-- START --
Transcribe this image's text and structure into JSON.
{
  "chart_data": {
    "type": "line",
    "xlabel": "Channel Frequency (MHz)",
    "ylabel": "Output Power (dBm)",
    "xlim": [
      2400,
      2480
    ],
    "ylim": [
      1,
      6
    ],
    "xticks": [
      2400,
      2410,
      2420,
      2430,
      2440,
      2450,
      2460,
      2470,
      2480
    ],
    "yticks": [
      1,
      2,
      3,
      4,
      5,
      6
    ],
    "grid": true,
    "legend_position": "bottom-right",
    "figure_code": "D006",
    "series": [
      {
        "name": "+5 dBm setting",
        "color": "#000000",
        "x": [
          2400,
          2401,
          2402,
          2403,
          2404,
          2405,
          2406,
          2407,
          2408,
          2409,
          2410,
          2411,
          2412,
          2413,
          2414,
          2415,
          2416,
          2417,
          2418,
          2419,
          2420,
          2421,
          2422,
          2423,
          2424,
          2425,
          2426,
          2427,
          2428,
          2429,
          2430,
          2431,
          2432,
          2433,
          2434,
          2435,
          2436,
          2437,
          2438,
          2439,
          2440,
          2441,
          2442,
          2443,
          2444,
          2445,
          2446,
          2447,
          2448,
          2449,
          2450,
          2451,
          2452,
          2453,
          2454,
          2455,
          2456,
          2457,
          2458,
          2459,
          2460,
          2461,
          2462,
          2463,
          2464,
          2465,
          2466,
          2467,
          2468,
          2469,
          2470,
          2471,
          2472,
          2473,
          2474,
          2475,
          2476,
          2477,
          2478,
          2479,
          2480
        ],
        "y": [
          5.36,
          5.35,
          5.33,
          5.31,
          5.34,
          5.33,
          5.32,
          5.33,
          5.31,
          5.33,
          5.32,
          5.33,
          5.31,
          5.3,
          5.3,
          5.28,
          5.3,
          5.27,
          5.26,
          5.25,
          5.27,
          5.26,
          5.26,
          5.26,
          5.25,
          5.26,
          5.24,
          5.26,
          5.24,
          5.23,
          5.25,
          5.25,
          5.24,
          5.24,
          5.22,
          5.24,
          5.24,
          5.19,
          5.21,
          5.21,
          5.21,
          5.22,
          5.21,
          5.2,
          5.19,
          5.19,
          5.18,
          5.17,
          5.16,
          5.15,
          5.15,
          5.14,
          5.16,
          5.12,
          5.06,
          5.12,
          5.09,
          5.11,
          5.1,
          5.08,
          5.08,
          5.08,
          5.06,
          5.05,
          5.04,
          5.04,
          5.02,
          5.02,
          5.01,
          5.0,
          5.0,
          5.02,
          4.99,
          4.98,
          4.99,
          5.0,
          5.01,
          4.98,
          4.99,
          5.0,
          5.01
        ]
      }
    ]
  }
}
-- END --
Every entry must be quoted exactly as it appears above.

Solution for this problem »
Transcribe this image's text and structure into JSON.
{
  "chart_data": {
    "type": "line",
    "xlabel": "Channel Frequency (MHz)",
    "ylabel": "Output Power (dBm)",
    "xlim": [
      2400,
      2480
    ],
    "ylim": [
      1,
      6
    ],
    "xticks": [
      2400,
      2410,
      2420,
      2430,
      2440,
      2450,
      2460,
      2470,
      2480
    ],
    "yticks": [
      1,
      2,
      3,
      4,
      5,
      6
    ],
    "grid": true,
    "legend_position": "bottom-right",
    "figure_code": "D006",
    "series": [
      {
        "name": "+5 dBm setting",
        "color": "#000000",
        "x": [
          2400,
          2401,
          2402,
          2403,
          2404,
          2405,
          2406,
          2407,
          2408,
          2409,
          2410,
          2411,
          2412,
          2413,
          2414,
          2415,
          2416,
          2417,
          2418,
          2419,
          2420,
          2421,
          2422,
          2423,
          2424,
          2425,
          2426,
          2427,
          2428,
          2429,
          2430,
          2431,
          2432,
          2433,
          2434,
          2435,
          2436,
          2437,
          2438,
          2439,
          2440,
          2441,
          2442,
          2443,
          2444,
          2445,
          2446,
          2447,
          2448,
          2449,
          2450,
          2451,
          2452,
          2453,
          2454,
          2455,
          2456,
          2457,
          2458,
          2459,
          2460,
          2461,
          2462,
          2463,
          2464,
          2465,
          2466,
          2467,
          2468,
          2469,
          2470,
          2471,
          2472,
          2473,
          2474,
          2475,
          2476,
          2477,
          2478,
          2479,
          2480
        ],
        "y": [
          5.36,
          5.35,
          5.33,
          5.31,
          5.34,
          5.33,
          5.32,
          5.33,
          5.31,
          5.33,
          5.32,
          5.33,
          5.31,
          5.3,
          5.3,
          5.28,
          5.3,
          5.27,
          5.26,
          5.25,
          5.27,
          5.26,
          5.26,
          5.26,
          5.25,
          5.26,
          5.24,
          5.26,
          5.24,
          5.23,
          5.25,
          5.25,
          5.24,
          5.24,
          5.22,
          5.24,
          5.24,
          5.19,
          5.21,
          5.21,
          5.21,
          5.22,
          5.21,
          5.2,
          5.19,
          5.19,
          5.18,
          5.17,
          5.16,
          5.15,
          5.15,
          5.14,
          5.16,
          5.12,
          5.06,
          5.12,
          5.09,
          5.11,
          5.1,
          5.08,
          5.08,
          5.08,
          5.06,
          5.05,
          5.04,
          5.04,
          5.02,
          5.02,
          5.01,
          5.0,
          5.0,
          5.02,
          4.99,
          4.98,
          4.99,
          5.0,
          5.01,
          4.98,
          4.99,
          5.0,
          5.01
        ]
      }
    ]
  }
}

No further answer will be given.